Items from a dataset

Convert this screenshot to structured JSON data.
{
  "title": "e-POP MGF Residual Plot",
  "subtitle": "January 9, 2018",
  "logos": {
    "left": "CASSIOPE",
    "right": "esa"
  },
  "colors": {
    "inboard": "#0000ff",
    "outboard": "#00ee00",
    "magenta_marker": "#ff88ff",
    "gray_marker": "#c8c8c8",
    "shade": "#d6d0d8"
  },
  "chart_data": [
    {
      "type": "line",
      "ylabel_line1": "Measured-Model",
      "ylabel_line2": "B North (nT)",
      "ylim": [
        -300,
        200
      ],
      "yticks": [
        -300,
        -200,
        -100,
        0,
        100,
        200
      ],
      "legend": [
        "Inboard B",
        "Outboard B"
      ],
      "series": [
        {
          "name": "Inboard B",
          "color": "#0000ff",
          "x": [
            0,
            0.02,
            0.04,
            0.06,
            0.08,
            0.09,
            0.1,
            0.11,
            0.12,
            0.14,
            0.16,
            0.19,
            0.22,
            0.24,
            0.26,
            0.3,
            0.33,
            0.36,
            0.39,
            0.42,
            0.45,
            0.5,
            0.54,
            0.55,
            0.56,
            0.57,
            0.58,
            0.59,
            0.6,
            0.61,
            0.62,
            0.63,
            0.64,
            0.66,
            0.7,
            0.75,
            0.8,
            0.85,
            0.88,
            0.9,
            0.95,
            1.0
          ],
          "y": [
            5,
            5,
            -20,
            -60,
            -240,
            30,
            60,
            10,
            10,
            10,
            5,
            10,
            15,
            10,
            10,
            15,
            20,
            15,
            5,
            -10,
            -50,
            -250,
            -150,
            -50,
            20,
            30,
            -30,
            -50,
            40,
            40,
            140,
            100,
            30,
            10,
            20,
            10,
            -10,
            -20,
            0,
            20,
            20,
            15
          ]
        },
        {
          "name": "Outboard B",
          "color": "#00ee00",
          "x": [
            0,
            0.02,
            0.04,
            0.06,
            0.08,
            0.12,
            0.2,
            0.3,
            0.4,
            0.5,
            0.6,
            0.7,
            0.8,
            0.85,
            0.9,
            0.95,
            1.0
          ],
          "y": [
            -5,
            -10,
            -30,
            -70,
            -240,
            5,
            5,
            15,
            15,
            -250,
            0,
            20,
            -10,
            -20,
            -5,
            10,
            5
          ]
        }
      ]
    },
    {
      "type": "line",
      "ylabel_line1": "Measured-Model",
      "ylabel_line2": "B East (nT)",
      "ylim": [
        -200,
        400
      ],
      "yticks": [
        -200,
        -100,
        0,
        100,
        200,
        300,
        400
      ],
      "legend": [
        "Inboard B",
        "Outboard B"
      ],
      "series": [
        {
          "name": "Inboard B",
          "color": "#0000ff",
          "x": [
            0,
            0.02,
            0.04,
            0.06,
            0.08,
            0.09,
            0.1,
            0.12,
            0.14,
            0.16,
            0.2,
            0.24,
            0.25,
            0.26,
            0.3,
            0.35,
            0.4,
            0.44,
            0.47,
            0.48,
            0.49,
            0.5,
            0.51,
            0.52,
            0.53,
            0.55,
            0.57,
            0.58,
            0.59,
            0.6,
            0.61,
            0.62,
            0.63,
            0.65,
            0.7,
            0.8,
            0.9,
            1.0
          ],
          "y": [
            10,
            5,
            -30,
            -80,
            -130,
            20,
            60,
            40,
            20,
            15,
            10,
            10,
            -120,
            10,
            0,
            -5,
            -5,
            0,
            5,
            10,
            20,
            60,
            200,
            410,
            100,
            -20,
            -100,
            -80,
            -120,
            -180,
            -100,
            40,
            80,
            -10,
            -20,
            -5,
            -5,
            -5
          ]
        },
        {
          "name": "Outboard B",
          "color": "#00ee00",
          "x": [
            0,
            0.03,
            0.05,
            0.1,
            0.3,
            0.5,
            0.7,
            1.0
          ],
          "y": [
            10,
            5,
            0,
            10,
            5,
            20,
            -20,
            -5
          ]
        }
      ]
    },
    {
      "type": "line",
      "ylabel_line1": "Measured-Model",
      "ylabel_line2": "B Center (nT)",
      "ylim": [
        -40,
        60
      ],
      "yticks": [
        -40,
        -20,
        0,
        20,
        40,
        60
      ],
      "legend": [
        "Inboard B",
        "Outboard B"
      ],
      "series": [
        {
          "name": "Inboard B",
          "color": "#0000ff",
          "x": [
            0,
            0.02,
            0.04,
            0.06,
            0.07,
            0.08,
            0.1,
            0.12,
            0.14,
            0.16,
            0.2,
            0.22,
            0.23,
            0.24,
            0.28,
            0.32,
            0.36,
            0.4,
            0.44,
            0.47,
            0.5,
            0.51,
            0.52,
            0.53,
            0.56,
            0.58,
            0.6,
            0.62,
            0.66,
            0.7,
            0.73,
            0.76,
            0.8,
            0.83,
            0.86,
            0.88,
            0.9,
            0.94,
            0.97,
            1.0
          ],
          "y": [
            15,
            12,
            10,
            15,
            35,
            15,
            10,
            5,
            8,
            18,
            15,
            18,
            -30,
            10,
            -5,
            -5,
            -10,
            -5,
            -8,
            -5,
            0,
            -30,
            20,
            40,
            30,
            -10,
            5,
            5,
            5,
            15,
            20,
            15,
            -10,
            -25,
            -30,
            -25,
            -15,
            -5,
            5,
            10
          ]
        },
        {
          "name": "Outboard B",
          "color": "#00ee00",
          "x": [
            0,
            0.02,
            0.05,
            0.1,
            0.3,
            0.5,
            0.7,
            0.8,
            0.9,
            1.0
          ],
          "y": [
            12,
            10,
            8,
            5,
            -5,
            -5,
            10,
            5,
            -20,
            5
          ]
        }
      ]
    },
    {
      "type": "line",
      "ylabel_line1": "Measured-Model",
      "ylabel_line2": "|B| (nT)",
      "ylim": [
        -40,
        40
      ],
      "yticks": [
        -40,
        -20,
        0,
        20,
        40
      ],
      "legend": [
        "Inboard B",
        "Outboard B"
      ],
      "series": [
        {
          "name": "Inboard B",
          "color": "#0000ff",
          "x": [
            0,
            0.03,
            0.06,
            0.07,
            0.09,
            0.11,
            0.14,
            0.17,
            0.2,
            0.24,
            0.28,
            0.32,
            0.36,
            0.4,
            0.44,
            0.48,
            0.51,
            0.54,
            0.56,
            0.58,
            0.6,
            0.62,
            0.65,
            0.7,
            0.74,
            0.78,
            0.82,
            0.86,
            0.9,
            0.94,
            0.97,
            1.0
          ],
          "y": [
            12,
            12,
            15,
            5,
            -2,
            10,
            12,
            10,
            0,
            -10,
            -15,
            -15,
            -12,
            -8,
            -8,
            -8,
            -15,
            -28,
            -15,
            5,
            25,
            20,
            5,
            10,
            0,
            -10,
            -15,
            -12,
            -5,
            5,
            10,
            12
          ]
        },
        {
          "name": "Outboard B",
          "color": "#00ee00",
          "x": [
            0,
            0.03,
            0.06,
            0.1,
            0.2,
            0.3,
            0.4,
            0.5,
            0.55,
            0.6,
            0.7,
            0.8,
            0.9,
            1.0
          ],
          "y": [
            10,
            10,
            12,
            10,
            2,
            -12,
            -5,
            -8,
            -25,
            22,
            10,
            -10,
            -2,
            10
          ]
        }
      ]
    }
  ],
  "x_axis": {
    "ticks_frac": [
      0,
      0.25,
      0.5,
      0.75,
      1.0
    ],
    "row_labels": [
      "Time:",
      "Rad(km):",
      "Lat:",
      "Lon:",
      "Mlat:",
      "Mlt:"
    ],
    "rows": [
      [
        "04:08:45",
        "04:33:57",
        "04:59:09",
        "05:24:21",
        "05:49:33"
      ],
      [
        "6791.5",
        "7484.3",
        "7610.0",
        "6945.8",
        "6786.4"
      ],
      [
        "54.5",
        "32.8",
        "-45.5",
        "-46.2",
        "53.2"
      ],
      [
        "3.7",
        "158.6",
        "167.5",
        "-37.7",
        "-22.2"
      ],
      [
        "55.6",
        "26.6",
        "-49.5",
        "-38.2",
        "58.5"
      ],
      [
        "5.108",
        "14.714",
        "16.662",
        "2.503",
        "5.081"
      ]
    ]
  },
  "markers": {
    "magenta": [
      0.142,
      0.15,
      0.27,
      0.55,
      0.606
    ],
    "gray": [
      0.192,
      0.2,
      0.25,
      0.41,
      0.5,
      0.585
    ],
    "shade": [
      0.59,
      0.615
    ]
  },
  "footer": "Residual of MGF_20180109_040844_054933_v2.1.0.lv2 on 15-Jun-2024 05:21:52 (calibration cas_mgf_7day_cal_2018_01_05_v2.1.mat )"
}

# [TASK GOAL]
Only lines that contain the word "Residual" are wanted; copy each of them.

# [FINAL ANSWER]
  "title": "e-POP MGF Residual Plot",
  "footer": "Residual of MGF_20180109_040844_054933_v2.1.0.lv2 on 15-Jun-2024 05:21:52 (calibration cas_mgf_7day_cal_2018_01_05_v2.1.mat )"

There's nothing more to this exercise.